→ **Excerpted text**:
______________________________
The Boys, Vol 1: The Name of the Game

The Boys, Vol 1: The Name of the Game

By Garth Ennis & Darick Robertson (Titan Books)
ISBN: 1-84576-494-3

Writer Garth Ennis takes his utter disregard of the super-hero genre to a whole new level with this series about a team of dedicated professionals in a world more than over-flowing with super-powered individuals.

Billy Butcher is an old soldier. He knows how the world works and what powerful men and women are really like. He also sees how super-heroes get to do what they like and get away with it, cloaked as much by influence and celebrity as they are by godlike powers and abilities.

Striking a Devil’s bargain with the CIA and other establishment authorities he forms a team to watch the metahumans, and, when necessary, to give malefactors a bit of a slapping to remind them who really runs the planet.
______________________________
→ **Task 1**: In the review of The Boys, Vol 1, what lets super-heroes do what they like and get away with it?
→ **Task 2**: Transcribe the part of the review of The Boys, Vol 1 that opens with the words containing "ISBN: 1-84576-494-3" and closes with "powers and abilities.".
Rely only on the review for your answers.

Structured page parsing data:
______________________________
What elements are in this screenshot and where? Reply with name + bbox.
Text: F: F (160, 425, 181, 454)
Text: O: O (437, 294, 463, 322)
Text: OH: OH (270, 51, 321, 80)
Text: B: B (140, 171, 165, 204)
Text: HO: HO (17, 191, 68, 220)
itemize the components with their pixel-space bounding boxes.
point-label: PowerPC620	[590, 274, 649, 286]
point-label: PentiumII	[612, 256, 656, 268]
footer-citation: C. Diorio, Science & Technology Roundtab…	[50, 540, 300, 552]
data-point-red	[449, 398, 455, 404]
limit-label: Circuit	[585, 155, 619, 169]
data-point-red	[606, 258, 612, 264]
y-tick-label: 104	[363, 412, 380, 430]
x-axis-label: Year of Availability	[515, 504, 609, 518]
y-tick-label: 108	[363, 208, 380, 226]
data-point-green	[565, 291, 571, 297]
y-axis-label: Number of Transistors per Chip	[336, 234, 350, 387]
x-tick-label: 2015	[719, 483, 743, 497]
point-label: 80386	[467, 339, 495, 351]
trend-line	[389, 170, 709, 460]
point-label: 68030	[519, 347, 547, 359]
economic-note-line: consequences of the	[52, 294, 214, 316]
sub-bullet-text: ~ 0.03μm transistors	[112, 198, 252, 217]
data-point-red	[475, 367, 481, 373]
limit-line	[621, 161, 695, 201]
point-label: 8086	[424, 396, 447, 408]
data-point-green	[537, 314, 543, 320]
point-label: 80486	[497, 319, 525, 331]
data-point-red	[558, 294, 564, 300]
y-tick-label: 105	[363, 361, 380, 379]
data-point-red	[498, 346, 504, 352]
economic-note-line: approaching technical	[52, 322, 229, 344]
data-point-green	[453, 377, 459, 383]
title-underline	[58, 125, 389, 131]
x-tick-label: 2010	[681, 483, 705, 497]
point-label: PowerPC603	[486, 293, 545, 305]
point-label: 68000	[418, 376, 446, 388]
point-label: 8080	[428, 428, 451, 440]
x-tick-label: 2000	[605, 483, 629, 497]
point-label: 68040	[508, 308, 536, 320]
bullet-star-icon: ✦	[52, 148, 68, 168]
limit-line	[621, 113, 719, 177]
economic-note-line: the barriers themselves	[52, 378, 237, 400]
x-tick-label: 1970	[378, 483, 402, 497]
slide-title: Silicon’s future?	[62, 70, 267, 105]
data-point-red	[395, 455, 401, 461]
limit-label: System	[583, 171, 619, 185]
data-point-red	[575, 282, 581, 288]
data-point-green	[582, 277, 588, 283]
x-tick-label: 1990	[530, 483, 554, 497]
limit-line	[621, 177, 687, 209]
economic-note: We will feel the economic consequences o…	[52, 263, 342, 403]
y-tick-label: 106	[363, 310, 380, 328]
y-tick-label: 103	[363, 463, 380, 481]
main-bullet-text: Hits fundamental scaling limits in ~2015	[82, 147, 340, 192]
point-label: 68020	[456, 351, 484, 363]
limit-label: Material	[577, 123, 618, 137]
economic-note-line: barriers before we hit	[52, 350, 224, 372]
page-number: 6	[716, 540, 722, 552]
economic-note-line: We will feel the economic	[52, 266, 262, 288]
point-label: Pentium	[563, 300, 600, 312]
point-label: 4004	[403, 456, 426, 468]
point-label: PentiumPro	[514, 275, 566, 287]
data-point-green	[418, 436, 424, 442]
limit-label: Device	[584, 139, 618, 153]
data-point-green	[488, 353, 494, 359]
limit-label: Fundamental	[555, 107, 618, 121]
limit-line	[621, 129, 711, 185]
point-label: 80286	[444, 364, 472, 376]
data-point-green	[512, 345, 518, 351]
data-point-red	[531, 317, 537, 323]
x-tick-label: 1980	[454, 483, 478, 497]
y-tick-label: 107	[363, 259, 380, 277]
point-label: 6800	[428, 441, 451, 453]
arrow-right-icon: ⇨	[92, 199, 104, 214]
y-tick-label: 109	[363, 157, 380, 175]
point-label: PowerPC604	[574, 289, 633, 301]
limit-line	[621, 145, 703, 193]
______________________________
→ **Answer space 1**: They are shielded as much by influence and celebrity as by their godlike powers and abilities.

→ **Answer space 2**:
ISBN: 1-84576-494-3

Writer Garth Ennis takes his utter disregard of the super-hero genre to a whole new level with this series about a team of dedicated professionals in a world more than over-flowing with super-powered individuals.

Billy Butcher is an old soldier. He knows how the world works and what powerful men and women are really like. He also sees how super-heroes get to do what they like and get away with it, cloaked as much by influence and celebrity as they are by godlike powers and abilities.